[Work to be completed] Write out the listing below again, precisely as it is given.

[Figure collection entries]
◆ ◆ ◆ ◆

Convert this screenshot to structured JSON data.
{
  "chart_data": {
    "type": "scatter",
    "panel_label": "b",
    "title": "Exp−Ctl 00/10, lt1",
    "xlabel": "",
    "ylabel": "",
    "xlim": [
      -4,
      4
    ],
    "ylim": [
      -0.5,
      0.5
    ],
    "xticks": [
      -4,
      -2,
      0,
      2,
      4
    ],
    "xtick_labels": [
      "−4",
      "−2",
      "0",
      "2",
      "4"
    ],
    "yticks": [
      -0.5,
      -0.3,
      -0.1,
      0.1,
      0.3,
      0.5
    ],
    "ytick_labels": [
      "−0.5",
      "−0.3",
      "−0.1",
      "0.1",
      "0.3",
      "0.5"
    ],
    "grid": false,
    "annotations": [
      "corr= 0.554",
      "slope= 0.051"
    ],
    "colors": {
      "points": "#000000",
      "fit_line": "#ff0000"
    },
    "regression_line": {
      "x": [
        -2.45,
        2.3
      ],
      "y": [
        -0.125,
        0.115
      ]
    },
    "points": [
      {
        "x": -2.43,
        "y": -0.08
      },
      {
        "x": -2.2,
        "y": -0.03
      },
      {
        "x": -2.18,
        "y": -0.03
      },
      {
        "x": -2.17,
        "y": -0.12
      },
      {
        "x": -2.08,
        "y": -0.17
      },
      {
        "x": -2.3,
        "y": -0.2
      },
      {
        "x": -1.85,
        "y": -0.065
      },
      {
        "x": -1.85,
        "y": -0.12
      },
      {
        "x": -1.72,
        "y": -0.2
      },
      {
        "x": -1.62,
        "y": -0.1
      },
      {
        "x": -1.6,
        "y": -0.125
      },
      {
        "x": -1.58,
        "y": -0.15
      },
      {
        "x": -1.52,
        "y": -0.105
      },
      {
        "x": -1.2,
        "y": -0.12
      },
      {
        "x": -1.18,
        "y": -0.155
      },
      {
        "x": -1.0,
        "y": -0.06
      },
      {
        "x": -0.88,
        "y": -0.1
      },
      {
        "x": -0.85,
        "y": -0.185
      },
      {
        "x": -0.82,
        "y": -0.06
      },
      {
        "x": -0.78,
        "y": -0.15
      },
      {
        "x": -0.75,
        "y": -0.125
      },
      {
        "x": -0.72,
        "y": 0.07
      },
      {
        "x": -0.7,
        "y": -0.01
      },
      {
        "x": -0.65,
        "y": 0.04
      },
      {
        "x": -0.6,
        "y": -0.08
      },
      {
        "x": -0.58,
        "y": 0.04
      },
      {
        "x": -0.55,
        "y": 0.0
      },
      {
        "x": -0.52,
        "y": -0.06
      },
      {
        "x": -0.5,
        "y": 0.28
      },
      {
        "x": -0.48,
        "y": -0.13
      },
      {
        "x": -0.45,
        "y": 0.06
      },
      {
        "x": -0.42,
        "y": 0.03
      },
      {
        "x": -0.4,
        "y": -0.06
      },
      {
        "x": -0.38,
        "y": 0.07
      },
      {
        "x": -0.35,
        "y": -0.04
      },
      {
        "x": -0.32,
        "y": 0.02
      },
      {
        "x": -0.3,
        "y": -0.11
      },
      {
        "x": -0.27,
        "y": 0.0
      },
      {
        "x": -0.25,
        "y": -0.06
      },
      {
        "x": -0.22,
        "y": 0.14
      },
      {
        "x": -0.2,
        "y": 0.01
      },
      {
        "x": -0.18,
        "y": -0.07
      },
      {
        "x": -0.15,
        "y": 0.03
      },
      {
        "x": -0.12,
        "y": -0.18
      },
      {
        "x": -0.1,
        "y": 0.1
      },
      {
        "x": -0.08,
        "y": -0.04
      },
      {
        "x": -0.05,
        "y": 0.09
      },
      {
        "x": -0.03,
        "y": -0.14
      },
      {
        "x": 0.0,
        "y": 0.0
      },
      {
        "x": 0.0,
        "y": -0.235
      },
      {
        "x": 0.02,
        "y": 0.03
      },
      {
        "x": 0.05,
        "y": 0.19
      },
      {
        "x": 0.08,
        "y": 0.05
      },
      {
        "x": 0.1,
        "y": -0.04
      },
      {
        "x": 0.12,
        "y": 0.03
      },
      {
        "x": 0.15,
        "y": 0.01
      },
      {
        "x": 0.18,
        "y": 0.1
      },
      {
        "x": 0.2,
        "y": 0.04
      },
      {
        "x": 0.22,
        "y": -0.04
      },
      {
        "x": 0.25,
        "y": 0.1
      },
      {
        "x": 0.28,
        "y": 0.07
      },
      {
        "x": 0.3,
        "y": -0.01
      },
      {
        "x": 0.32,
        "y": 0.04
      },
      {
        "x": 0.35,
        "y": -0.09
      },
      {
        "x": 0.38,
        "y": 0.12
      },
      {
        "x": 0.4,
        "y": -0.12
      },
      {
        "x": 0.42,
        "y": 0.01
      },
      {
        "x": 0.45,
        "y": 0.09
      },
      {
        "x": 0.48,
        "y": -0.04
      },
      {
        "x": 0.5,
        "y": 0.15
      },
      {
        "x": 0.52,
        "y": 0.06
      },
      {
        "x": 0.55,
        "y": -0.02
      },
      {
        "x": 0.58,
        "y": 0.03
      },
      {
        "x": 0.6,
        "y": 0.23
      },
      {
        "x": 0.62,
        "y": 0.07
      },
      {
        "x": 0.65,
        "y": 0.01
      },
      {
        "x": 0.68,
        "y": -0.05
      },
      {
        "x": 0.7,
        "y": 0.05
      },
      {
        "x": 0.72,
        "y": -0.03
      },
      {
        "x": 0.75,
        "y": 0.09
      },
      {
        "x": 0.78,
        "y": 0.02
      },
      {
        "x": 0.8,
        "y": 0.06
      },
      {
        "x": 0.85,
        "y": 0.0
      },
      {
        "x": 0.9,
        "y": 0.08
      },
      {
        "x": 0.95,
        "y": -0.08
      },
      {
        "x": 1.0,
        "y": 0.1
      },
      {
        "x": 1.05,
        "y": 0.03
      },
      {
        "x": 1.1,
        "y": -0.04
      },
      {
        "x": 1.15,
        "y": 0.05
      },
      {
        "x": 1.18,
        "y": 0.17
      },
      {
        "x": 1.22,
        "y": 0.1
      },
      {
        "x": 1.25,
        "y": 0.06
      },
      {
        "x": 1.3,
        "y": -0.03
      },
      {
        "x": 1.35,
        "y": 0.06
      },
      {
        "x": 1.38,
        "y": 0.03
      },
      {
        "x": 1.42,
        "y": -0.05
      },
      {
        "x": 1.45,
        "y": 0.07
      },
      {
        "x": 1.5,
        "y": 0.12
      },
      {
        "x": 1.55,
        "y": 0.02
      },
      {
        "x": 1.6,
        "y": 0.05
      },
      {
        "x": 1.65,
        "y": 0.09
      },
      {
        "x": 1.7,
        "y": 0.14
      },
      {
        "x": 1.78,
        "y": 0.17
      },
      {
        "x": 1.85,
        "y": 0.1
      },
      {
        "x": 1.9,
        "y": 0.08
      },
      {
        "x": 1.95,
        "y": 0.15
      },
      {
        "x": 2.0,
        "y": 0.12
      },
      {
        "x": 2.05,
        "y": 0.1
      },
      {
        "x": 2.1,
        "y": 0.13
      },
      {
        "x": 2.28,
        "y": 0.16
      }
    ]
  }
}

◆ ◆ ◆ ◆

[Exercise solution]
Convert this screenshot to structured JSON data.
{
  "chart_data": {
    "type": "scatter",
    "panel_label": "b",
    "title": "Exp−Ctl 00/10, lt1",
    "xlabel": "",
    "ylabel": "",
    "xlim": [
      -4,
      4
    ],
    "ylim": [
      -0.5,
      0.5
    ],
    "xticks": [
      -4,
      -2,
      0,
      2,
      4
    ],
    "xtick_labels": [
      "−4",
      "−2",
      "0",
      "2",
      "4"
    ],
    "yticks": [
      -0.5,
      -0.3,
      -0.1,
      0.1,
      0.3,
      0.5
    ],
    "ytick_labels": [
      "−0.5",
      "−0.3",
      "−0.1",
      "0.1",
      "0.3",
      "0.5"
    ],
    "grid": false,
    "annotations": [
      "corr= 0.554",
      "slope= 0.051"
    ],
    "colors": {
      "points": "#000000",
      "fit_line": "#ff0000"
    },
    "regression_line": {
      "x": [
        -2.45,
        2.3
      ],
      "y": [
        -0.125,
        0.115
      ]
    },
    "points": [
      {
        "x": -2.43,
        "y": -0.08
      },
      {
        "x": -2.2,
        "y": -0.03
      },
      {
        "x": -2.18,
        "y": -0.03
      },
      {
        "x": -2.17,
        "y": -0.12
      },
      {
        "x": -2.08,
        "y": -0.17
      },
      {
        "x": -2.3,
        "y": -0.2
      },
      {
        "x": -1.85,
        "y": -0.065
      },
      {
        "x": -1.85,
        "y": -0.12
      },
      {
        "x": -1.72,
        "y": -0.2
      },
      {
        "x": -1.62,
        "y": -0.1
      },
      {
        "x": -1.6,
        "y": -0.125
      },
      {
        "x": -1.58,
        "y": -0.15
      },
      {
        "x": -1.52,
        "y": -0.105
      },
      {
        "x": -1.2,
        "y": -0.12
      },
      {
        "x": -1.18,
        "y": -0.155
      },
      {
        "x": -1.0,
        "y": -0.06
      },
      {
        "x": -0.88,
        "y": -0.1
      },
      {
        "x": -0.85,
        "y": -0.185
      },
      {
        "x": -0.82,
        "y": -0.06
      },
      {
        "x": -0.78,
        "y": -0.15
      },
      {
        "x": -0.75,
        "y": -0.125
      },
      {
        "x": -0.72,
        "y": 0.07
      },
      {
        "x": -0.7,
        "y": -0.01
      },
      {
        "x": -0.65,
        "y": 0.04
      },
      {
        "x": -0.6,
        "y": -0.08
      },
      {
        "x": -0.58,
        "y": 0.04
      },
      {
        "x": -0.55,
        "y": 0.0
      },
      {
        "x": -0.52,
        "y": -0.06
      },
      {
        "x": -0.5,
        "y": 0.28
      },
      {
        "x": -0.48,
        "y": -0.13
      },
      {
        "x": -0.45,
        "y": 0.06
      },
      {
        "x": -0.42,
        "y": 0.03
      },
      {
        "x": -0.4,
        "y": -0.06
      },
      {
        "x": -0.38,
        "y": 0.07
      },
      {
        "x": -0.35,
        "y": -0.04
      },
      {
        "x": -0.32,
        "y": 0.02
      },
      {
        "x": -0.3,
        "y": -0.11
      },
      {
        "x": -0.27,
        "y": 0.0
      },
      {
        "x": -0.25,
        "y": -0.06
      },
      {
        "x": -0.22,
        "y": 0.14
      },
      {
        "x": -0.2,
        "y": 0.01
      },
      {
        "x": -0.18,
        "y": -0.07
      },
      {
        "x": -0.15,
        "y": 0.03
      },
      {
        "x": -0.12,
        "y": -0.18
      },
      {
        "x": -0.1,
        "y": 0.1
      },
      {
        "x": -0.08,
        "y": -0.04
      },
      {
        "x": -0.05,
        "y": 0.09
      },
      {
        "x": -0.03,
        "y": -0.14
      },
      {
        "x": 0.0,
        "y": 0.0
      },
      {
        "x": 0.0,
        "y": -0.235
      },
      {
        "x": 0.02,
        "y": 0.03
      },
      {
        "x": 0.05,
        "y": 0.19
      },
      {
        "x": 0.08,
        "y": 0.05
      },
      {
        "x": 0.1,
        "y": -0.04
      },
      {
        "x": 0.12,
        "y": 0.03
      },
      {
        "x": 0.15,
        "y": 0.01
      },
      {
        "x": 0.18,
        "y": 0.1
      },
      {
        "x": 0.2,
        "y": 0.04
      },
      {
        "x": 0.22,
        "y": -0.04
      },
      {
        "x": 0.25,
        "y": 0.1
      },
      {
        "x": 0.28,
        "y": 0.07
      },
      {
        "x": 0.3,
        "y": -0.01
      },
      {
        "x": 0.32,
        "y": 0.04
      },
      {
        "x": 0.35,
        "y": -0.09
      },
      {
        "x": 0.38,
        "y": 0.12
      },
      {
        "x": 0.4,
        "y": -0.12
      },
      {
        "x": 0.42,
        "y": 0.01
      },
      {
        "x": 0.45,
        "y": 0.09
      },
      {
        "x": 0.48,
        "y": -0.04
      },
      {
        "x": 0.5,
        "y": 0.15
      },
      {
        "x": 0.52,
        "y": 0.06
      },
      {
        "x": 0.55,
        "y": -0.02
      },
      {
        "x": 0.58,
        "y": 0.03
      },
      {
        "x": 0.6,
        "y": 0.23
      },
      {
        "x": 0.62,
        "y": 0.07
      },
      {
        "x": 0.65,
        "y": 0.01
      },
      {
        "x": 0.68,
        "y": -0.05
      },
      {
        "x": 0.7,
        "y": 0.05
      },
      {
        "x": 0.72,
        "y": -0.03
      },
      {
        "x": 0.75,
        "y": 0.09
      },
      {
        "x": 0.78,
        "y": 0.02
      },
      {
        "x": 0.8,
        "y": 0.06
      },
      {
        "x": 0.85,
        "y": 0.0
      },
      {
        "x": 0.9,
        "y": 0.08
      },
      {
        "x": 0.95,
        "y": -0.08
      },
      {
        "x": 1.0,
        "y": 0.1
      },
      {
        "x": 1.05,
        "y": 0.03
      },
      {
        "x": 1.1,
        "y": -0.04
      },
      {
        "x": 1.15,
        "y": 0.05
      },
      {
        "x": 1.18,
        "y": 0.17
      },
      {
        "x": 1.22,
        "y": 0.1
      },
      {
        "x": 1.25,
        "y": 0.06
      },
      {
        "x": 1.3,
        "y": -0.03
      },
      {
        "x": 1.35,
        "y": 0.06
      },
      {
        "x": 1.38,
        "y": 0.03
      },
      {
        "x": 1.42,
        "y": -0.05
      },
      {
        "x": 1.45,
        "y": 0.07
      },
      {
        "x": 1.5,
        "y": 0.12
      },
      {
        "x": 1.55,
        "y": 0.02
      },
      {
        "x": 1.6,
        "y": 0.05
      },
      {
        "x": 1.65,
        "y": 0.09
      },
      {
        "x": 1.7,
        "y": 0.14
      },
      {
        "x": 1.78,
        "y": 0.17
      },
      {
        "x": 1.85,
        "y": 0.1
      },
      {
        "x": 1.9,
        "y": 0.08
      },
      {
        "x": 1.95,
        "y": 0.15
      },
      {
        "x": 2.0,
        "y": 0.12
      },
      {
        "x": 2.05,
        "y": 0.1
      },
      {
        "x": 2.1,
        "y": 0.13
      },
      {
        "x": 2.28,
        "y": 0.16
      }
    ]
  }
}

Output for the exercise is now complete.